- **Task description**: Transcribe the full listing exactly, and drop every picture.

(Dataset records)
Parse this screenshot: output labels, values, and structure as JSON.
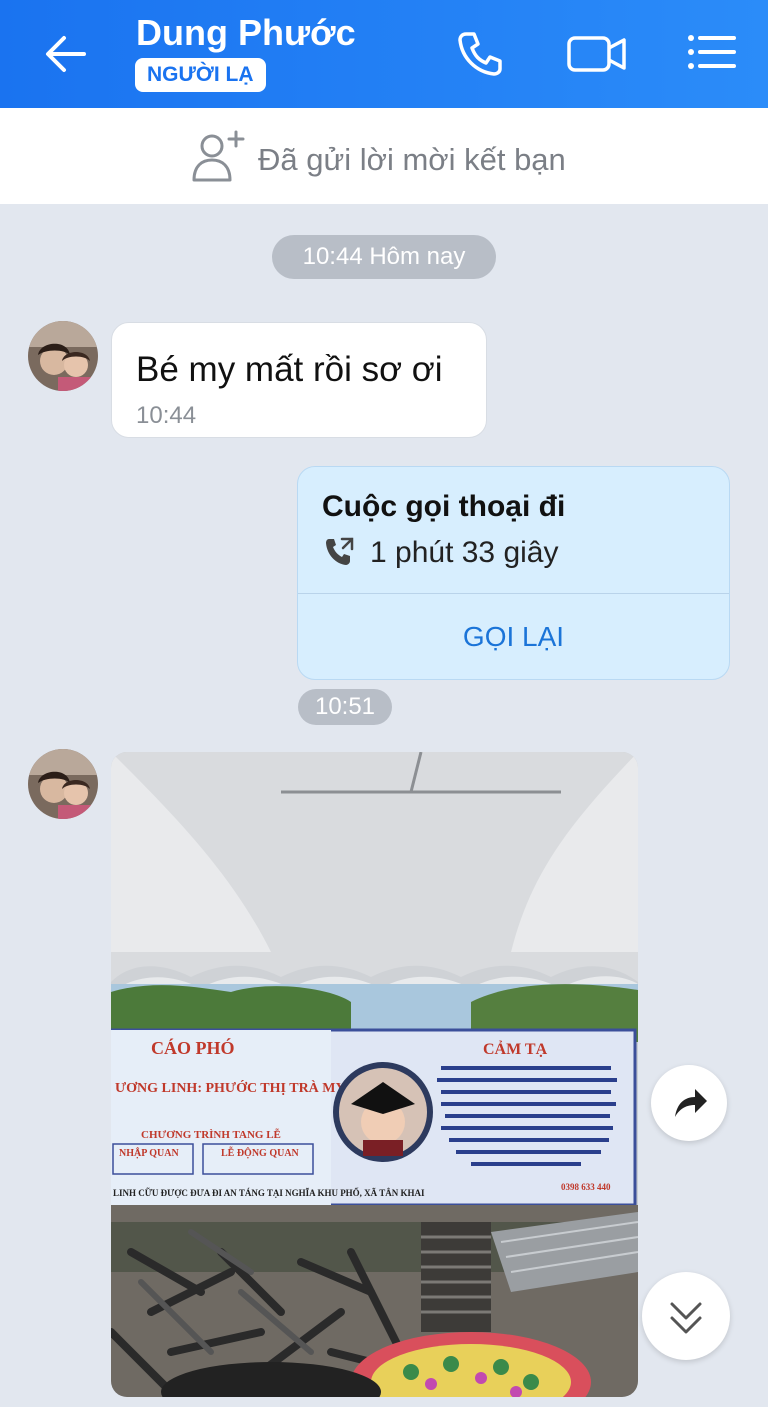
{
  "header": {
    "contact_name": "Dung Phước",
    "badge": "NGƯỜI LẠ"
  },
  "friend_request": {
    "text": "Đã gửi lời mời kết bạn"
  },
  "messages": {
    "timestamp_1": "10:44 Hôm nay",
    "msg_1_text": "Bé my mất rồi sơ ơi",
    "msg_1_time": "10:44",
    "call_title": "Cuộc gọi thoại đi",
    "call_duration": "1 phút 33 giây",
    "call_action": "GỌI LẠI",
    "timestamp_2": "10:51"
  },
  "photo": {
    "banner_left_title": "CÁO PHÓ",
    "banner_name": "ƯƠNG LINH: PHƯỚC THỊ TRÀ MY",
    "banner_right_title": "CẢM TẠ",
    "banner_program": "CHƯƠNG TRÌNH TANG LỄ",
    "banner_box_1": "NHẬP QUAN",
    "banner_box_2": "LỄ ĐỘNG QUAN",
    "banner_footer": "LINH CỮU ĐƯỢC ĐƯA ĐI AN TÁNG TẠI NGHĨA KHU PHỐ, XÃ TÂN KHAI",
    "banner_phone": "0398 633 440"
  },
  "colors": {
    "header": "#1a73f0",
    "background": "#e2e7ef",
    "call_card": "#d7eefe",
    "callback": "#1b74d8"
  }
}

- **The completed task**:
Parse this screenshot: output labels, values, and structure as JSON.
{
  "header": {
    "contact_name": "Dung Phước",
    "badge": "NGƯỜI LẠ"
  },
  "friend_request": {
    "text": "Đã gửi lời mời kết bạn"
  },
  "messages": {
    "timestamp_1": "10:44 Hôm nay",
    "msg_1_text": "Bé my mất rồi sơ ơi",
    "msg_1_time": "10:44",
    "call_title": "Cuộc gọi thoại đi",
    "call_duration": "1 phút 33 giây",
    "call_action": "GỌI LẠI",
    "timestamp_2": "10:51"
  },
  "photo": {
    "banner_left_title": "CÁO PHÓ",
    "banner_name": "ƯƠNG LINH: PHƯỚC THỊ TRÀ MY",
    "banner_right_title": "CẢM TẠ",
    "banner_program": "CHƯƠNG TRÌNH TANG LỄ",
    "banner_box_1": "NHẬP QUAN",
    "banner_box_2": "LỄ ĐỘNG QUAN",
    "banner_footer": "LINH CỮU ĐƯỢC ĐƯA ĐI AN TÁNG TẠI NGHĨA KHU PHỐ, XÃ TÂN KHAI",
    "banner_phone": "0398 633 440"
  },
  "colors": {
    "header": "#1a73f0",
    "background": "#e2e7ef",
    "call_card": "#d7eefe",
    "callback": "#1b74d8"
  }
}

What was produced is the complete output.